:: Brief ::
Quote every line of the data below as it stands, omitting pictures.

(Collected data)
######
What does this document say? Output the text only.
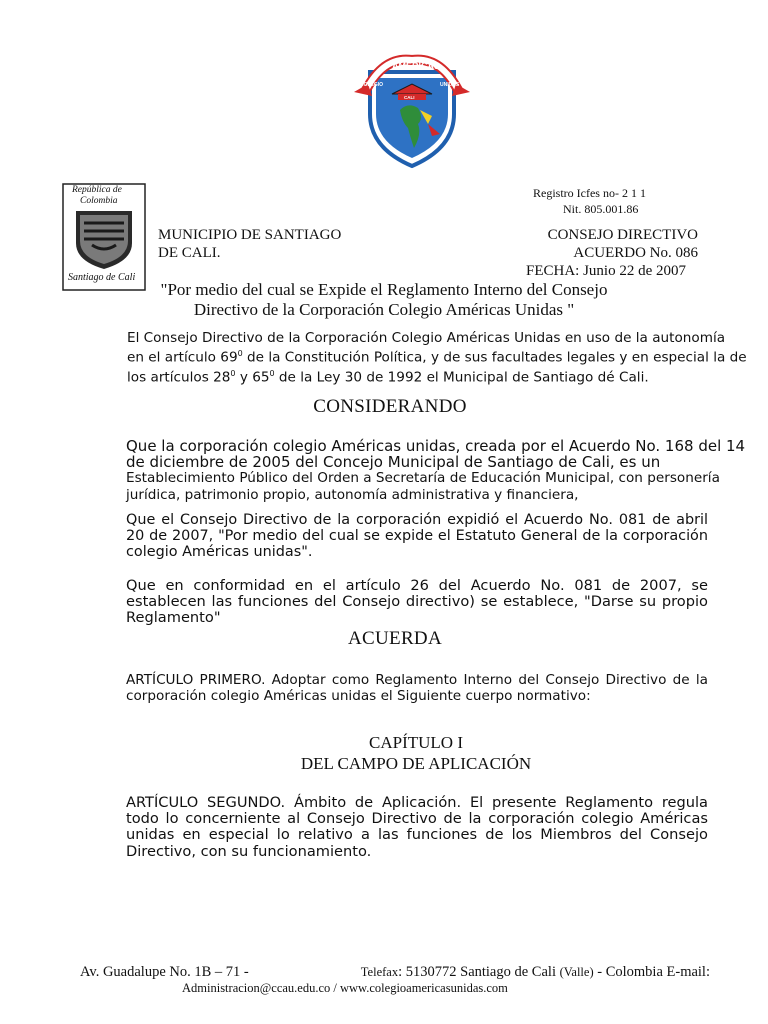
AMÉRICAS
COLEGIO	UNIDAS
CALI
República de
Colombia
Santiago de Cali
Registro Icfes no- 2 1 1
Nit. 805.001.86
MUNICIPIO DE SANTIAGO
DE CALI.
CONSEJO DIRECTIVO
ACUERDO No. 086
FECHA: Junio 22 de 2007
"Por medio del cual se Expide el Reglamento Interno del Consejo
Directivo de la Corporación Colegio Américas Unidas "
El Consejo Directivo de la Corporación Colegio Américas Unidas en uso de la autonomía
en el artículo $69^0$ de la Constitución Política, y de sus facultades legales y en especial la de
los artículos $28^0$ y $65^0$ de la Ley 30 de 1992 el Municipal de Santiago dé Cali.
CONSIDERANDO
Que la corporación colegio Américas unidas, creada por el Acuerdo No. 168 del 14
de diciembre de 2005 del Concejo Municipal de Santiago de Cali, es un
Establecimiento Público del Orden a Secretaría de Educación Municipal, con personería
jurídica, patrimonio propio, autonomía administrativa y financiera,
Que el Consejo Directivo de la corporación expidió el Acuerdo No. 081 de abril 20 de 2007, "Por medio del cual se expide el Estatuto General de la corporación colegio Américas unidas".
Que en conformidad en el artículo 26 del Acuerdo No. 081 de 2007, se establecen las funciones del Consejo directivo) se establece, "Darse su propio Reglamento"
ACUERDA
ARTÍCULO PRIMERO. Adoptar como Reglamento Interno del Consejo Directivo de la corporación colegio Américas unidas el Siguiente cuerpo normativo:
CAPÍTULO I
DEL CAMPO DE APLICACIÓN
ARTÍCULO SEGUNDO. Ámbito de Aplicación. El presente Reglamento regula todo lo concerniente al Consejo Directivo de la corporación colegio Américas unidas en especial lo relativo a las funciones de los Miembros del Consejo Directivo, con su funcionamiento.
Av. Guadalupe No. 1B – 71 -	Telefax: 5130772 Santiago de Cali (Valle) - Colombia E-mail:
Administracion@ccau.edu.co / www.colegioamericasunidas.com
######
:: Response ::
What does this document say? Output the text only.
AMÉRICAS
COLEGIO	UNIDAS
CALI
República de
Colombia
Santiago de Cali
Registro Icfes no- 2 1 1
Nit. 805.001.86
MUNICIPIO DE SANTIAGO
DE CALI.
CONSEJO DIRECTIVO
ACUERDO No. 086
FECHA: Junio 22 de 2007
"Por medio del cual se Expide el Reglamento Interno del Consejo
Directivo de la Corporación Colegio Américas Unidas "
El Consejo Directivo de la Corporación Colegio Américas Unidas en uso de la autonomía
en el artículo $69^0$ de la Constitución Política, y de sus facultades legales y en especial la de
los artículos $28^0$ y $65^0$ de la Ley 30 de 1992 el Municipal de Santiago dé Cali.
CONSIDERANDO
Que la corporación colegio Américas unidas, creada por el Acuerdo No. 168 del 14
de diciembre de 2005 del Concejo Municipal de Santiago de Cali, es un
Establecimiento Público del Orden a Secretaría de Educación Municipal, con personería
jurídica, patrimonio propio, autonomía administrativa y financiera,
Que el Consejo Directivo de la corporación expidió el Acuerdo No. 081 de abril 20 de 2007, "Por medio del cual se expide el Estatuto General de la corporación colegio Américas unidas".
Que en conformidad en el artículo 26 del Acuerdo No. 081 de 2007, se establecen las funciones del Consejo directivo) se establece, "Darse su propio Reglamento"
ACUERDA
ARTÍCULO PRIMERO. Adoptar como Reglamento Interno del Consejo Directivo de la corporación colegio Américas unidas el Siguiente cuerpo normativo:
CAPÍTULO I
DEL CAMPO DE APLICACIÓN
ARTÍCULO SEGUNDO. Ámbito de Aplicación. El presente Reglamento regula todo lo concerniente al Consejo Directivo de la corporación colegio Américas unidas en especial lo relativo a las funciones de los Miembros del Consejo Directivo, con su funcionamiento.
Av. Guadalupe No. 1B – 71 -	Telefax: 5130772 Santiago de Cali (Valle) - Colombia E-mail:
Administracion@ccau.edu.co / www.colegioamericasunidas.com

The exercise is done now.